## DATA EXCERPTS
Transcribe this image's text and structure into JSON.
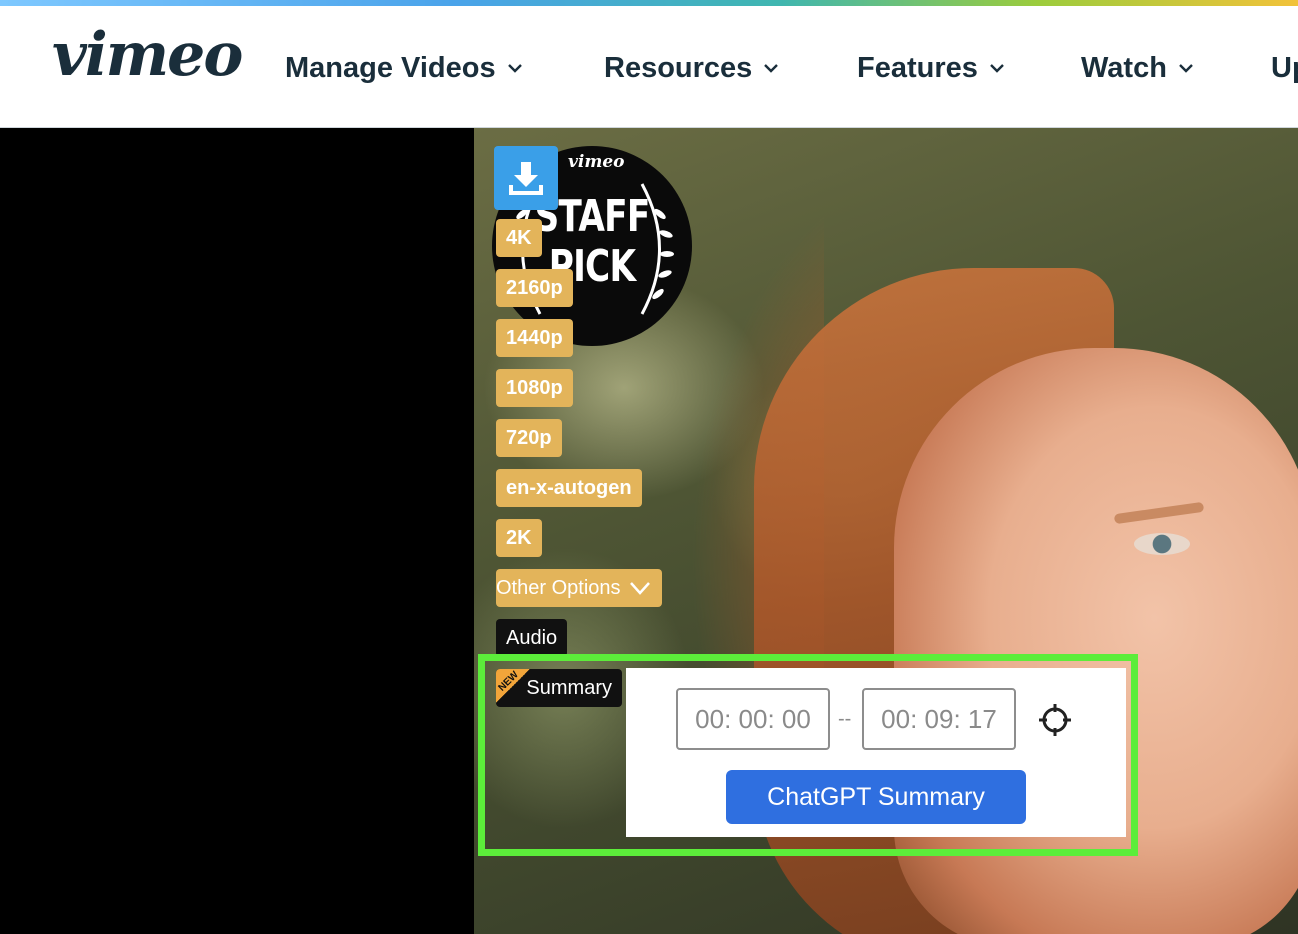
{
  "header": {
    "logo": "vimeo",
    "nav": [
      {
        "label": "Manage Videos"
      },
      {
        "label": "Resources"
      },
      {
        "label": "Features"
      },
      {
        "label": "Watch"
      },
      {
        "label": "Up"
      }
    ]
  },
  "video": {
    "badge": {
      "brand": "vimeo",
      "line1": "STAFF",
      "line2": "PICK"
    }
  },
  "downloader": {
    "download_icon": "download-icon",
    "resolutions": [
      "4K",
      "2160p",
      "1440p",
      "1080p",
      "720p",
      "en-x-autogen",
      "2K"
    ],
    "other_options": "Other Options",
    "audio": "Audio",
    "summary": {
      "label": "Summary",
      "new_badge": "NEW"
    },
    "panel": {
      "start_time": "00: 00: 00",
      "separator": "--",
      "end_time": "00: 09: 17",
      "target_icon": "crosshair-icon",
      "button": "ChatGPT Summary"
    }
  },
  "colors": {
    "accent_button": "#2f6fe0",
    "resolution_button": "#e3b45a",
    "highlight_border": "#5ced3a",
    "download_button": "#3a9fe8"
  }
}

==

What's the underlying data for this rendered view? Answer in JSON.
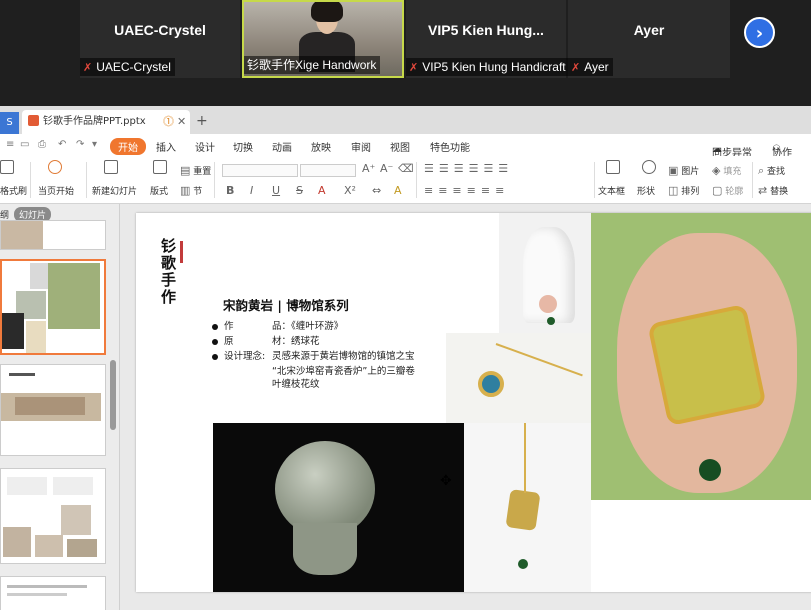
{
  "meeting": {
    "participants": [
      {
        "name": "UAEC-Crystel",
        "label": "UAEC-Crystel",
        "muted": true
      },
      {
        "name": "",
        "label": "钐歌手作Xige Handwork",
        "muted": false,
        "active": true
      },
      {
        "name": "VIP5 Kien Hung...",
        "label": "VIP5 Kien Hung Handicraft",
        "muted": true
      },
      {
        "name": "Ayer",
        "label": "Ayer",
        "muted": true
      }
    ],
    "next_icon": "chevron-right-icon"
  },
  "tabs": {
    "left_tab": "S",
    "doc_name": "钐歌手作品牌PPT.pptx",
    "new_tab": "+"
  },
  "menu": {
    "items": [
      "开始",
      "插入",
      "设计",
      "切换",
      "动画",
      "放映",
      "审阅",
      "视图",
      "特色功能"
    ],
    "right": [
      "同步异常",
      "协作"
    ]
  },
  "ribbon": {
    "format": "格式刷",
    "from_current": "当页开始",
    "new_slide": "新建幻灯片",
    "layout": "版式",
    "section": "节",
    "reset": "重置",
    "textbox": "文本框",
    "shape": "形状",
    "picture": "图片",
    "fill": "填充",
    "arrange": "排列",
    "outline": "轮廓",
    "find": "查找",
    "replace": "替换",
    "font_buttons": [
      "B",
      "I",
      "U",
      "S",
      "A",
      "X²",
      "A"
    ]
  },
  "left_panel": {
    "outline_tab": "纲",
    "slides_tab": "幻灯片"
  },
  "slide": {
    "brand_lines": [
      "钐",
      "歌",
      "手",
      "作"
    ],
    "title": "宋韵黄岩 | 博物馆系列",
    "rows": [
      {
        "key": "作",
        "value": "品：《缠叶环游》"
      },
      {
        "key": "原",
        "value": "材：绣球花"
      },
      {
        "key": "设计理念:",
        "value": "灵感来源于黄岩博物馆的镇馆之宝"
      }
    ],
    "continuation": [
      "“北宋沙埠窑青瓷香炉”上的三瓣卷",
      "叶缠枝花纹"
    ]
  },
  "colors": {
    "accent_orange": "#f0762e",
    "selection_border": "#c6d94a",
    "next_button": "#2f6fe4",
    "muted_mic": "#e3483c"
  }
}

--

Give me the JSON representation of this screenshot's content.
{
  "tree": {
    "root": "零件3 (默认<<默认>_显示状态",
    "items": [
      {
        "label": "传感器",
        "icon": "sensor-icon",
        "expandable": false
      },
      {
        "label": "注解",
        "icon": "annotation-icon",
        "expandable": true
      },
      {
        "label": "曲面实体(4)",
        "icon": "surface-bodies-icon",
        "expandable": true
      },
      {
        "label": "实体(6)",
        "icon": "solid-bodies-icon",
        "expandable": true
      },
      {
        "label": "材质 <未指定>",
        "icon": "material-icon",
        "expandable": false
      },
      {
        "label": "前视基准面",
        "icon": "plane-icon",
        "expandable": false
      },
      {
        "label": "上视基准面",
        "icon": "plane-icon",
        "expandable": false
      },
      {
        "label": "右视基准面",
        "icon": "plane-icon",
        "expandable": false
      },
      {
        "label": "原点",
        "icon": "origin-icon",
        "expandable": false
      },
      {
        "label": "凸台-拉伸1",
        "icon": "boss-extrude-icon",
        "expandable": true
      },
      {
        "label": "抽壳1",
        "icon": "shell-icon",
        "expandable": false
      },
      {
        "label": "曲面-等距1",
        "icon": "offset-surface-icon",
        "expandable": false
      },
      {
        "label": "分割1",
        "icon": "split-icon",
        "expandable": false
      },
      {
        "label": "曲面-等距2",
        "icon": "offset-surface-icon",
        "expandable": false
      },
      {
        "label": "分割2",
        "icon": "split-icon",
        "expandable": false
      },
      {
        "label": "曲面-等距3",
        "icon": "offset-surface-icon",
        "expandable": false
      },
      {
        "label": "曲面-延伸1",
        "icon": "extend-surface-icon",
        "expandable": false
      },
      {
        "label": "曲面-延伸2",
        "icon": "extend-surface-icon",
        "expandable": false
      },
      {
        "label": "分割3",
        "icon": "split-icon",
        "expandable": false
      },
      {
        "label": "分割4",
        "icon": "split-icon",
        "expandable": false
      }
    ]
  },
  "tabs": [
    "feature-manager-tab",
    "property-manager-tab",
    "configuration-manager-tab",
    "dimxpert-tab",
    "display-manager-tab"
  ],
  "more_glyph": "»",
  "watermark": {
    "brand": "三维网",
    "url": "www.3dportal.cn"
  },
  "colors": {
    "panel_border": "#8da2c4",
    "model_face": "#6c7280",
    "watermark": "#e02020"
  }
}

## DESCRIPTION OF THE TASK
Output nothing but the number of lines in the data containing the string "UAEC".

## TASK RESPONSE
2